# Data
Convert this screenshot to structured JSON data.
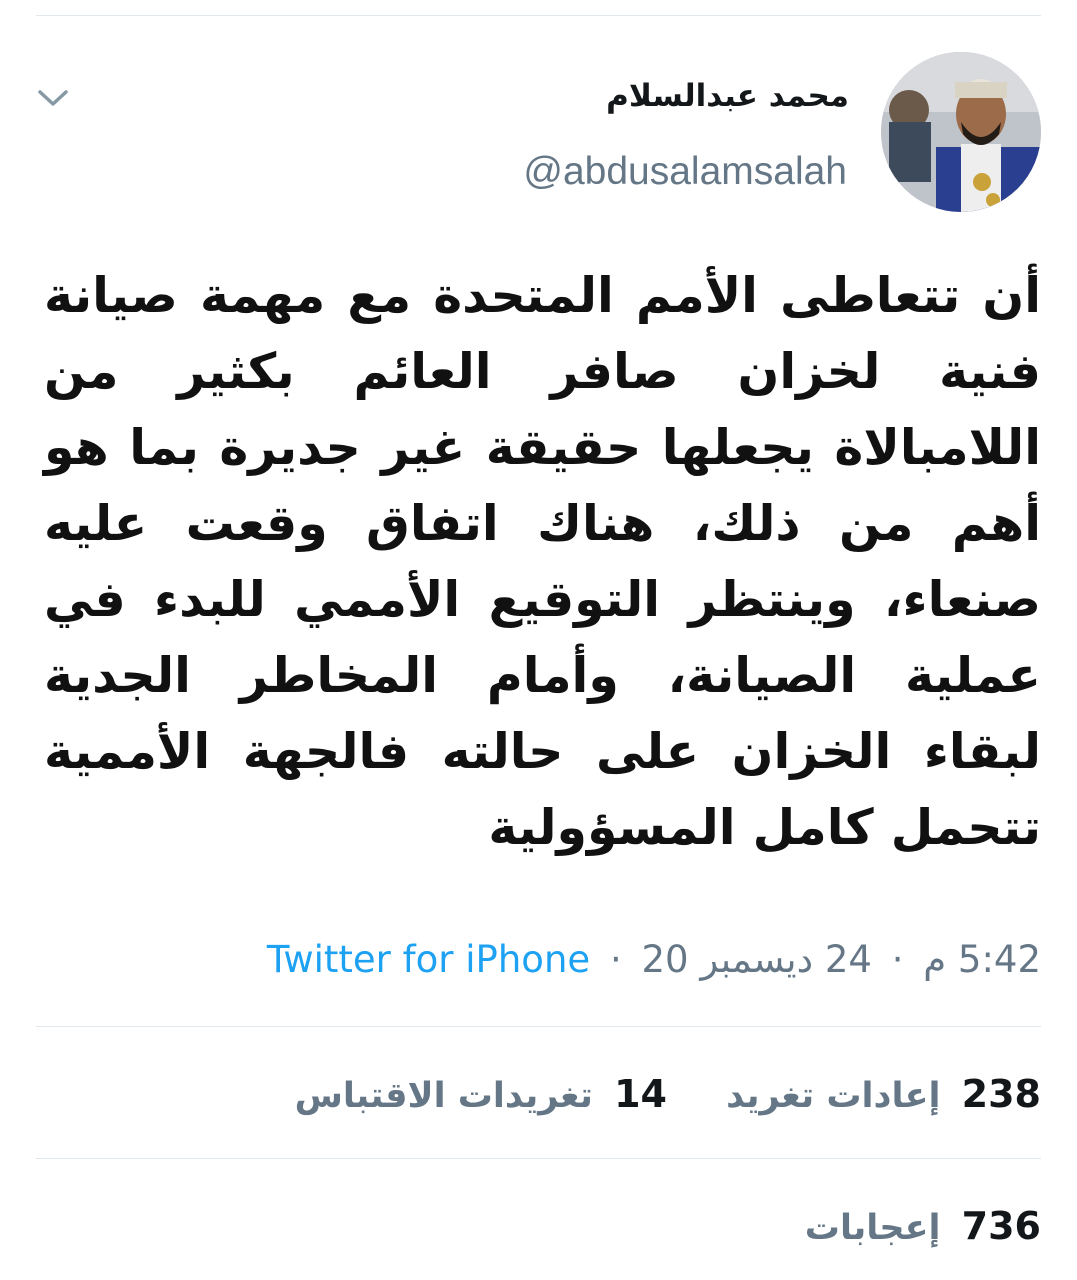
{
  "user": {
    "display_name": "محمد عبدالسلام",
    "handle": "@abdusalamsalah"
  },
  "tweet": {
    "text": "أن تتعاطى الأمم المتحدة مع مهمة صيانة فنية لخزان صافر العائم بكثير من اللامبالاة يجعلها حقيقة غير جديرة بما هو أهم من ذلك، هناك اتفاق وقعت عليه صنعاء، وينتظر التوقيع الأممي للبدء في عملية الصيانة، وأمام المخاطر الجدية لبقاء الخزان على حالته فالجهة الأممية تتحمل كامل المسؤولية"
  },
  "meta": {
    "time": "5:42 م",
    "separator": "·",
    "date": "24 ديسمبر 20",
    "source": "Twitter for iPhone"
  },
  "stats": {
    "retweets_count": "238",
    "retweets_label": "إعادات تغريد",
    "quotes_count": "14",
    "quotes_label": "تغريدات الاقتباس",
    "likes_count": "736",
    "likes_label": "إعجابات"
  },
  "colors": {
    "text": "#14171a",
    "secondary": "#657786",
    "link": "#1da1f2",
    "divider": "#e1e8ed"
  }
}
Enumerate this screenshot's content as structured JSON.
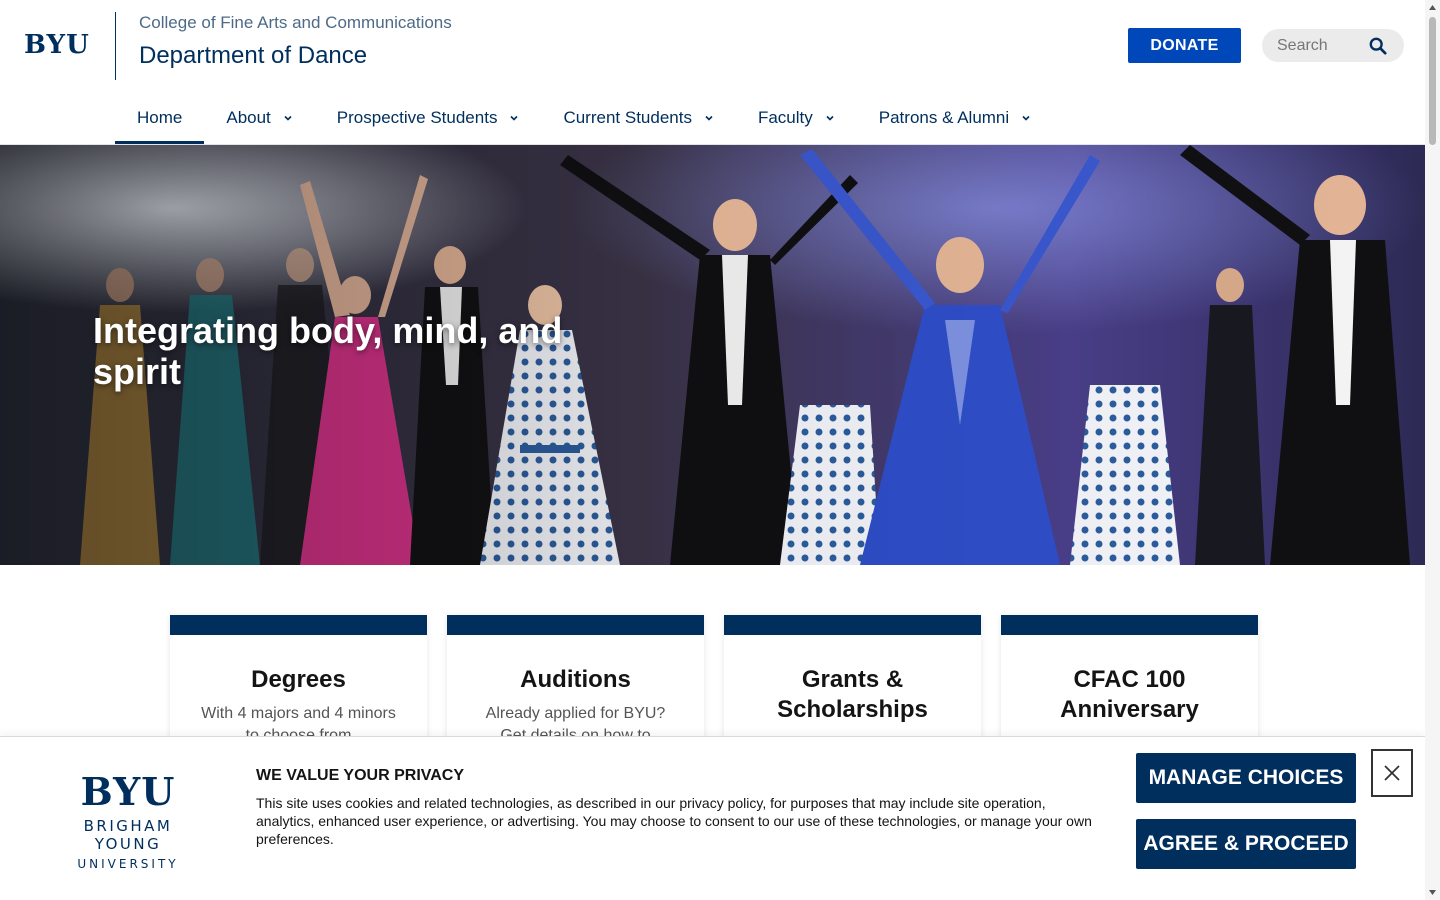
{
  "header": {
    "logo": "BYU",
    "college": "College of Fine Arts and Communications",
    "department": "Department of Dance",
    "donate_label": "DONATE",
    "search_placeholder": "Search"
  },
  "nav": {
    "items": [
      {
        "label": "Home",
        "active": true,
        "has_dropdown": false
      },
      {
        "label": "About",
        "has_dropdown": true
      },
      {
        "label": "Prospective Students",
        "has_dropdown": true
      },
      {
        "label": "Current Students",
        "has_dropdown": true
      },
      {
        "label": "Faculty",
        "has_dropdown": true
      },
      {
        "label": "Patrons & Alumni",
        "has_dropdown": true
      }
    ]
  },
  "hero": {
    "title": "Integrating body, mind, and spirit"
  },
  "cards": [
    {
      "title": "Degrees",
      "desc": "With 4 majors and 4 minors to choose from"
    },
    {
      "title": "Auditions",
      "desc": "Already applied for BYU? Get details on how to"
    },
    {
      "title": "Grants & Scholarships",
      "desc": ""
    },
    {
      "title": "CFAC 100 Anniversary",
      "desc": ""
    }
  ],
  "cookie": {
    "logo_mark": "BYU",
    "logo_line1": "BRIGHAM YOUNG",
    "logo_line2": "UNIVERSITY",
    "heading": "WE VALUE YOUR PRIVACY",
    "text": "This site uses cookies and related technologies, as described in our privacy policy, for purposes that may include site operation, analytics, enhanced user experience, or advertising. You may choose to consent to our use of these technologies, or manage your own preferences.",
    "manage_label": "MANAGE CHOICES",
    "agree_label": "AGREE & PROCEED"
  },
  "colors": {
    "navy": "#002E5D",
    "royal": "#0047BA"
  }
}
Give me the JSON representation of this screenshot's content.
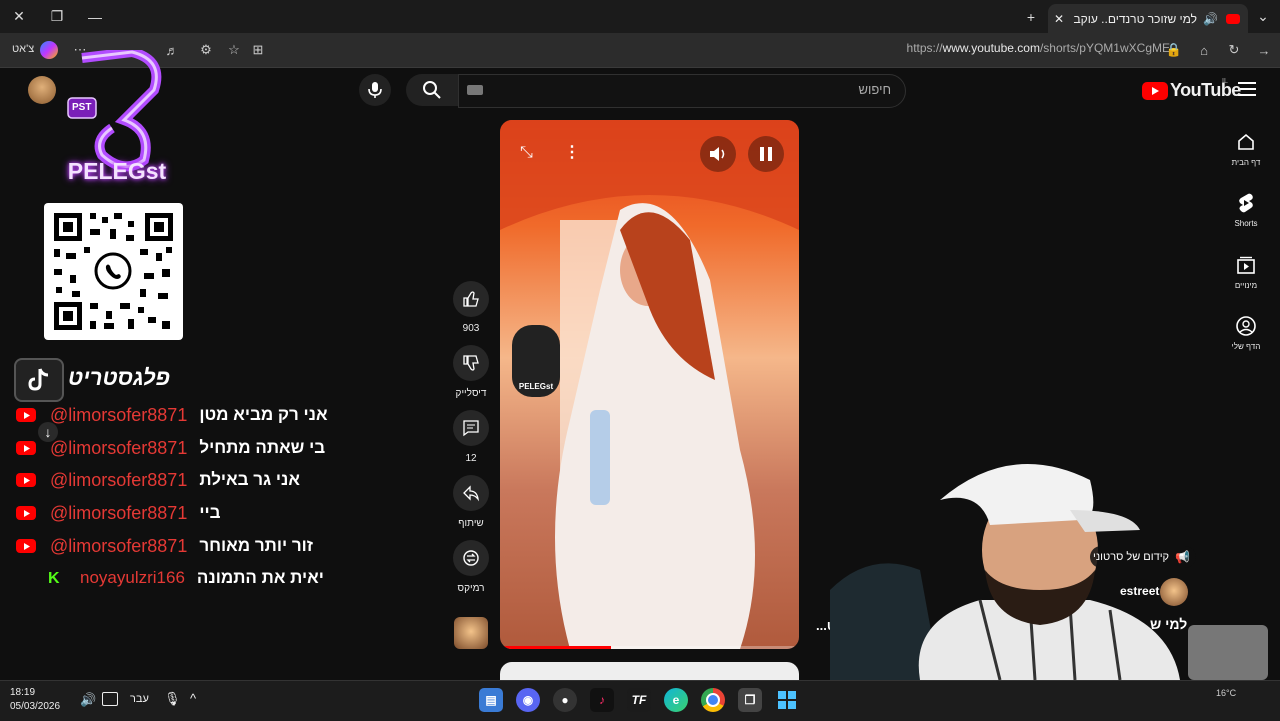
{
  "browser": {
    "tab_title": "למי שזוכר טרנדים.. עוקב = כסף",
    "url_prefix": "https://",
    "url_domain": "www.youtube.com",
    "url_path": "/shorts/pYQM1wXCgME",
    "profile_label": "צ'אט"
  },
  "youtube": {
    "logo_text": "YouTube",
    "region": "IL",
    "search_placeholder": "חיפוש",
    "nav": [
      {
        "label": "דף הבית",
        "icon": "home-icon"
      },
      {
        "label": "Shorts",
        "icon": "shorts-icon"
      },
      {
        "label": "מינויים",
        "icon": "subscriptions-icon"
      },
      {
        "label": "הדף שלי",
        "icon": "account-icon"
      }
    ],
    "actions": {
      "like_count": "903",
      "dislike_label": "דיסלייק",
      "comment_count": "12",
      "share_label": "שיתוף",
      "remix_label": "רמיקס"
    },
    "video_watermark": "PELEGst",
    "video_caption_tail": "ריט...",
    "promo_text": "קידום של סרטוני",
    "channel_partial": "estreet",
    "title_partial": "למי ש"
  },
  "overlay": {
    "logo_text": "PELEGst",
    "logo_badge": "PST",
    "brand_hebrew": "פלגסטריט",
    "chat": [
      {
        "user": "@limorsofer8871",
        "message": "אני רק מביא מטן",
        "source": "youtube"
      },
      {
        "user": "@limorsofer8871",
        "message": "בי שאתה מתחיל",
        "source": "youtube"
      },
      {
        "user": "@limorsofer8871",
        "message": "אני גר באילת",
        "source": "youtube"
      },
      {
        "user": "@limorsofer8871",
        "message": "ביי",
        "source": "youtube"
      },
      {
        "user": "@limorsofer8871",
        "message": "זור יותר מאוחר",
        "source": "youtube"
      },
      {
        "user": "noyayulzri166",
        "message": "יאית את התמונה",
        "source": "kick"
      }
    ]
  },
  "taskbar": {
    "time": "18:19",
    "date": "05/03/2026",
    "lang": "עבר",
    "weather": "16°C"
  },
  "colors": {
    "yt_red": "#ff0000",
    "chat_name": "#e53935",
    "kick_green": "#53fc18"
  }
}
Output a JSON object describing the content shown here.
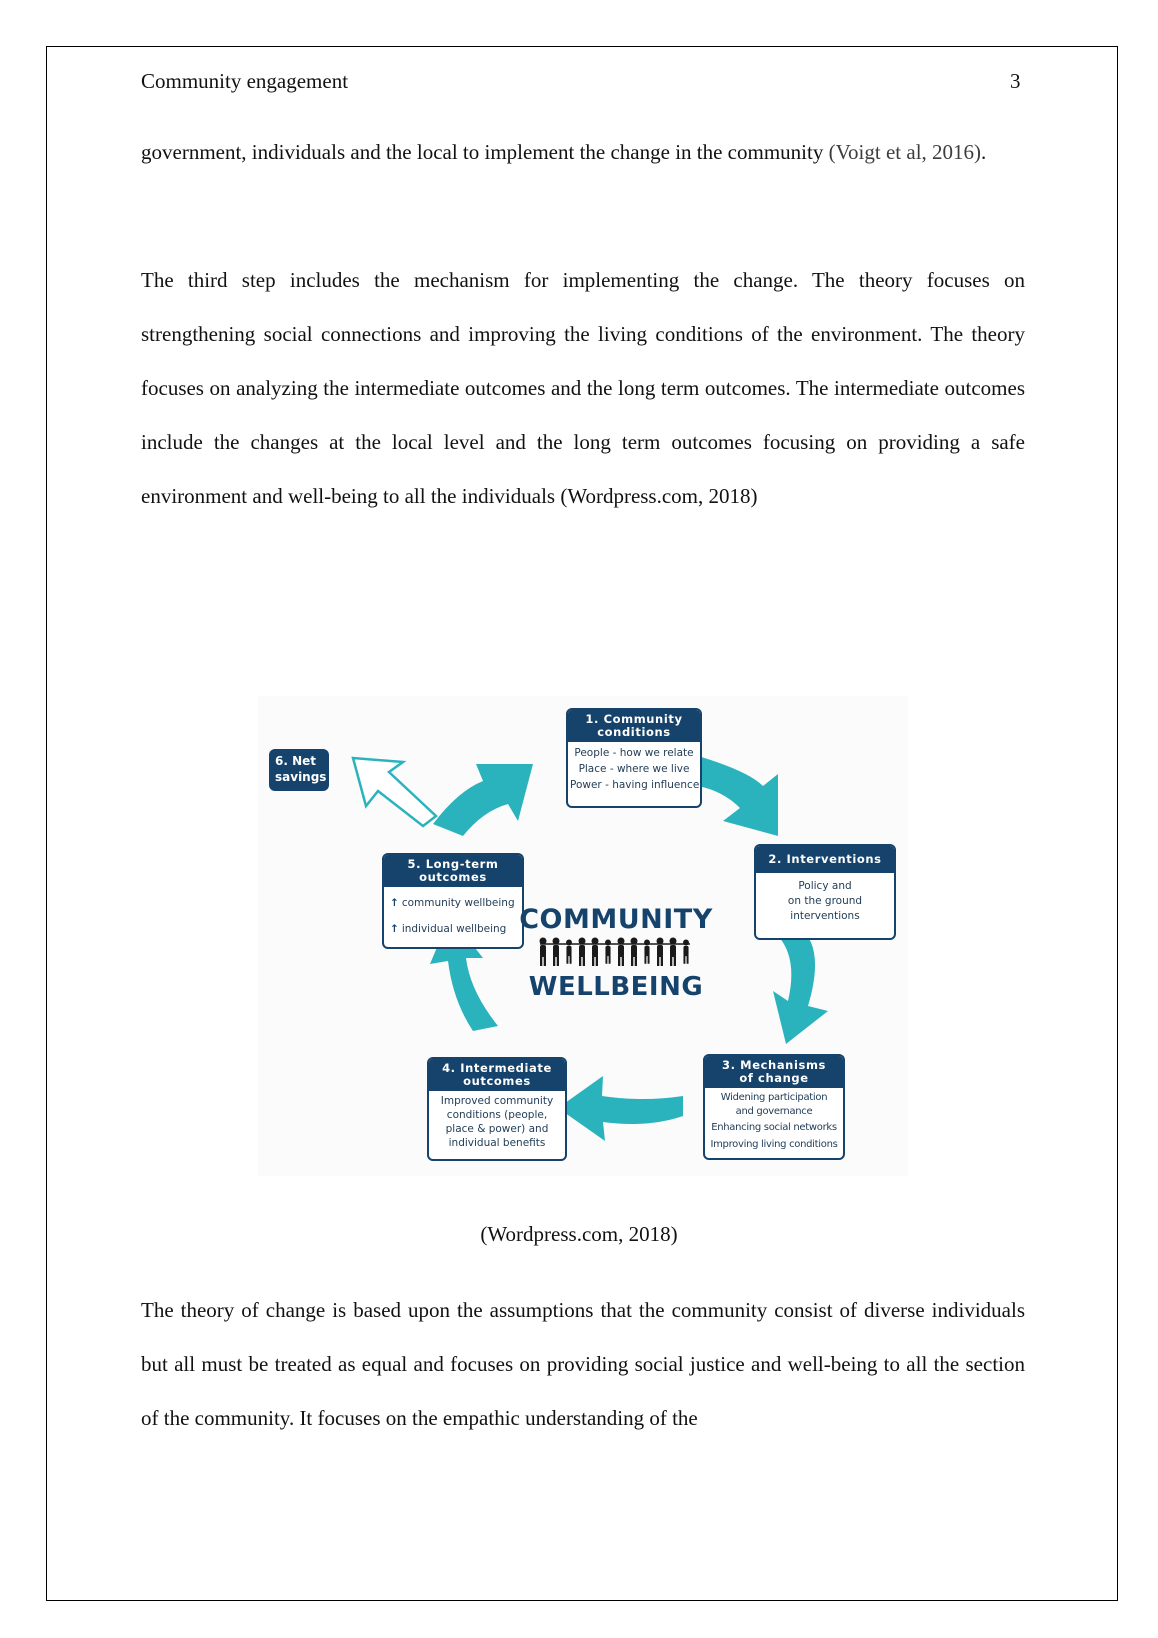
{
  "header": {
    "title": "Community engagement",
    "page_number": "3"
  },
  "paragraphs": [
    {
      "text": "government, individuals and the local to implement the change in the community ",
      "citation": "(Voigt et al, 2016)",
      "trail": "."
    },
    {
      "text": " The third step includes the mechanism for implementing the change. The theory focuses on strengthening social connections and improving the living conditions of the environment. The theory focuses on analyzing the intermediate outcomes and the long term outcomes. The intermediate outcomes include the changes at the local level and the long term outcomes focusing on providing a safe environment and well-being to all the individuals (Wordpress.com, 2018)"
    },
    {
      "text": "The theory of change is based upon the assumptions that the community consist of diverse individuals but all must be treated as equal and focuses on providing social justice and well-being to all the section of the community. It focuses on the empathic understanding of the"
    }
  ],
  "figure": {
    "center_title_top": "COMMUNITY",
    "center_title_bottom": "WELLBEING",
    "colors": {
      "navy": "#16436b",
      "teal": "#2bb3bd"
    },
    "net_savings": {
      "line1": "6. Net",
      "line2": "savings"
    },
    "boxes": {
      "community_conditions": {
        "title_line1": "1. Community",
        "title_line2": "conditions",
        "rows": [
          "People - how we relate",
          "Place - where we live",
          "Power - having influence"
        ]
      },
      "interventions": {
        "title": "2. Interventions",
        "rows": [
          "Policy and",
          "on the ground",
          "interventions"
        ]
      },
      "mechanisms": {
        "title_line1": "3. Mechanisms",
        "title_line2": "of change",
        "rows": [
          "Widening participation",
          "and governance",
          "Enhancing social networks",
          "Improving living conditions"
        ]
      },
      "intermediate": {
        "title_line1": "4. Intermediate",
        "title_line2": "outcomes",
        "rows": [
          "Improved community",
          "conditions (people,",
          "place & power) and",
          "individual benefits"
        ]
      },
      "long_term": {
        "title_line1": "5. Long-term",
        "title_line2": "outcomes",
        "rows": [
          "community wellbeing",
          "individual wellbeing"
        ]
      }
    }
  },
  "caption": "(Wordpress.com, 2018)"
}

# Your task
Tally the lines of the material above that contain the word "JSON" and report the total alone.

# In response
4